Le MGCS, le futur char inemployable?

 


La promesse d’un accord-cadre entre la France et l’Allemagne sur la suite du programme MGCS devrait être signée le 26 avril, après plusieurs mois de retard. Le programme va donc être relancé et des milliards vont être injectés dans cette vitrine de la technologie européenne.

Même si je reste sceptique sur la suite de ce programme, il faut aborder ici un aspect supplémentaire de ce projet. Le programme ne répond pas, à mes yeux, aux besoins de notre armée.

Le MGCS, rêve technologiste, est la preuve d’une incohérence doctrinale et s’avérera sans doute être une arme de non-emploi.

Un rêve technologiste

Le programme MGCS est le fruit d’évaluations d’ingénieurs sur ce à quoi doit ressembler le combat futur. Les militaires ont exprimé ce qu’ils voulaient globalement pouvoir faire, à savoir, dominer le champ de bataille moderne. Les ingénieurs, eux, ont projeté les technologies existantes et surtout futures qui pourraient être intégrées au programme.

Le résultat a été un système multi-plateformes, habité ou non, qui dispose d’un armement et de systèmes couvrant l’ensemble du spectre des menaces.

 Le système s’appuie sur trois types de plateformes comprenant un véhicule de commandement, un véhicule disposant de moyens feu longue portée et une plateforme équipée de moyens feu direct doter d’une puissante artillerie.

Les plateformes doivent être télé-opérées à distance, être collaboratives et intégrées à un réseau numérisé.

A la pointe de la technologie, les véhicules robotisés ou non intègrent tous les moyens de protection active et passive les plus modernes. Ils disposeront aussi de moyens de camouflage actif dans tous les spectres, du visible au thermique en passant par l’électromagnétique.

Disposant de capacités feu tout aussi remarquables, le système devrait disposer d’un canon de gros calibre (130 ou 140mm), d’un autre avec des canons de petit ou moyen calibre, de missiles, de laser. Il est en mesure de traiter toute menace du champ de bataille jusqu’à 10km.

Mais une fois le cumul de technologies intégré, il faut pouvoir combattre, c’est-à-dire l’intégrer à un ensemble de systèmes collaborant, travaillant dans le cadre d’une doctrine.

■ DONNÉES AFFICHÉES ■

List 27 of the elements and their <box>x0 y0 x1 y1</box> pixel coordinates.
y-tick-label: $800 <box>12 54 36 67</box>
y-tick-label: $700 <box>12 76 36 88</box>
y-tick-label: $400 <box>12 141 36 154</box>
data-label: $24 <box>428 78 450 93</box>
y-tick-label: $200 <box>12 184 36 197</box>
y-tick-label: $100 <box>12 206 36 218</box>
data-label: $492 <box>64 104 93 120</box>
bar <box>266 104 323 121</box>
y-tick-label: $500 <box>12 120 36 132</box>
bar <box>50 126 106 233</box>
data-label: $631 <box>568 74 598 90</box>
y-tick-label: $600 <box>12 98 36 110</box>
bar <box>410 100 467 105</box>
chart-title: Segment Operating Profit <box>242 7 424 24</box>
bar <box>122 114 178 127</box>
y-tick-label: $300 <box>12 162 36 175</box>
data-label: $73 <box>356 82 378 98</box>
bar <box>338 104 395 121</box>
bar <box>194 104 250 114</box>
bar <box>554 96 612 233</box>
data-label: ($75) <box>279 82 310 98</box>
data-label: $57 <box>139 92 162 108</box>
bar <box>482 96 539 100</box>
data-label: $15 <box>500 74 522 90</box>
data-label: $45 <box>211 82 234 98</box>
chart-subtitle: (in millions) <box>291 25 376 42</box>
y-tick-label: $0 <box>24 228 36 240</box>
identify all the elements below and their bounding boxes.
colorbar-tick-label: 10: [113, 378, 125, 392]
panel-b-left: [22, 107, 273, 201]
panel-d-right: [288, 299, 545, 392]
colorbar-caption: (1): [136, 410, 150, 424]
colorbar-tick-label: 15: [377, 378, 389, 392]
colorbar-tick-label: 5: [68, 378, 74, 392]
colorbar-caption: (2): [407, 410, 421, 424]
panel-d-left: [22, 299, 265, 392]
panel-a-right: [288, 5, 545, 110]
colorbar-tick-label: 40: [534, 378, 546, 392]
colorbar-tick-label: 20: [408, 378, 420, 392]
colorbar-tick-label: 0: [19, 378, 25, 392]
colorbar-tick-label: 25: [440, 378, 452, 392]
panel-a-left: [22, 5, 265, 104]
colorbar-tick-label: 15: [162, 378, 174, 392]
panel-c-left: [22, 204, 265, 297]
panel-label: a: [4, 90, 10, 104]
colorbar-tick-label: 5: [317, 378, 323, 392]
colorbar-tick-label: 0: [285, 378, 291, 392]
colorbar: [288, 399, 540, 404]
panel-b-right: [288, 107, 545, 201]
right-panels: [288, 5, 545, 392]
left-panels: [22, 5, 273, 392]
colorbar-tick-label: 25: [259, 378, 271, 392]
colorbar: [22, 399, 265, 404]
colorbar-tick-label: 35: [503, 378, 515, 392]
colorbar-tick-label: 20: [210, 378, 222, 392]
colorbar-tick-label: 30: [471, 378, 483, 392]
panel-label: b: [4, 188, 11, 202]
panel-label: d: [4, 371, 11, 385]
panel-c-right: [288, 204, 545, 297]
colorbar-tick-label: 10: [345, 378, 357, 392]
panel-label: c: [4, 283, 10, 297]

■ CONSIGNE DONNÉE A ■
Reformulez sous forme de liste le paragraphe du texte source sur le programme MGCS qui commence par « Le programme MGCS est le fruit », en gardant ses faits principaux.
■ CONSIGNE DONNÉE B ■
Poursuivez le texte source sur le programme MGCS à partir de sa dernière phrase.

■ RÉPONSE PRODUITE A ■
- Le programme MGCS découle d'évaluations d'ingénieurs sur la forme que doit prendre le combat futur.
- Les militaires ont exprimé leur objectif global : dominer le champ de bataille moderne.
- Les ingénieurs ont projeté les technologies existantes, et surtout futures, susceptibles d'être intégrées au programme.

■ RÉPONSE PRODUITE B ■
Une incohérence doctrinale

Il est permis d’avoir quelques doutes sur la manière d’utiliser ce système. En effet, pour l’instant, il n’y a pas de descriptif précis de l’organisation d’un pion tactique MGCS. Le peloton sera-t-il composé de deux plateformes canon, d’une plateforme commandement et d’une plateforme missile ? Est-il prévu qu’il y ait 3 ou 4 systèmes complets d’une plateforme de chaque, ce qui ferait 3 ou 4 canons, 3 ou 4 VHL de commandement et 3 ou 4 véhicules missile, soit 9 ou 12 véhicules par peloton. Je reste perplexe sur cette option car très coûteuse.

Si on reste sur la première solution (4 véhicules), comment va-t-on organiser le combat ? Si c’est en peloton constitué, l’ensemble est cohérent . Mais si un véhicule est perdu, cette cohérence devient boiteuse, surtout si c’est le véhicule de commandement qui est détruit. De plus, le peloton serait  indissociable. En effet, si l’on divise le peloton, il perd sa cohérence d’emploi, donc il n’est pas possible d’avoir un binôme détaché au profit d’un autre peloton/section, ni de se diviser dans une zone urbaine.

Ainsi, le système ne permettrait pas de diviser le peloton, ni de perdre un véhicule. Or, c’est exactement ce qui est arrivé au pelotons de chars ukrainiens et russes. Pour l’instant, donc, j’attends de savoir comment les militaires vont  employer le MGCS.

Au regard des sommes qui vont être consacrées au programme, je pense que chaque plateforme va, elle aussi, coûter une somme certaine qui risque fort d’être supérieure au prix de chacun de nos chars actuels. Cela va donc limiter le nombre de plateformes disponibles.

S’il est prévu de remplacer nombre pour nombre, la France risque de se retrouver avec moitié moins de chars canon qu’aujourd’hui. Au lieu de renforcer l’armée française, celle-ci risque de voir ses forces réduites.

Une arme de non-emploi ?

Il faut constater qu’en opération, employer des chars de bataille en France est plutôt rare. La raison principale est que le char est considéré comme une arme de dissuasion conventionnelle. La question est de savoir si le MGCS sera utilisé en opération ou si nous allons nous retrouver encore, comme c’est le cas du Leclerc aujourd’hui, avec un char de non emploi..

En raison des budgets de Défense déjà plus que modestes, le choix d’un véhicule de non emploi est-il vraiment le plus judicieux ? La plateforme robotisée ne permet pas non plus un contact avec l’environnement du théâtre. Avec un robot, la prise de contact avec les autorités civiles, les forces de l’ordre, les ONG ou tout autre intervenant est complexe.

En outre, l’utilisation d’un système robotisé dévaloriserait la nature même de l’engagement. En effet,  les militaires, mais surtout les politiques, seraient davantage tentés de risquer l’intervention armée, puisque le risque de pertes humaines serait moindre. Or, un engagement pas suffisamment réfléchi peut avoir des conséquences désastreuses (voir les conséquences de la guerre en Irak en 2003 et de l’intervention en Libye en 2011).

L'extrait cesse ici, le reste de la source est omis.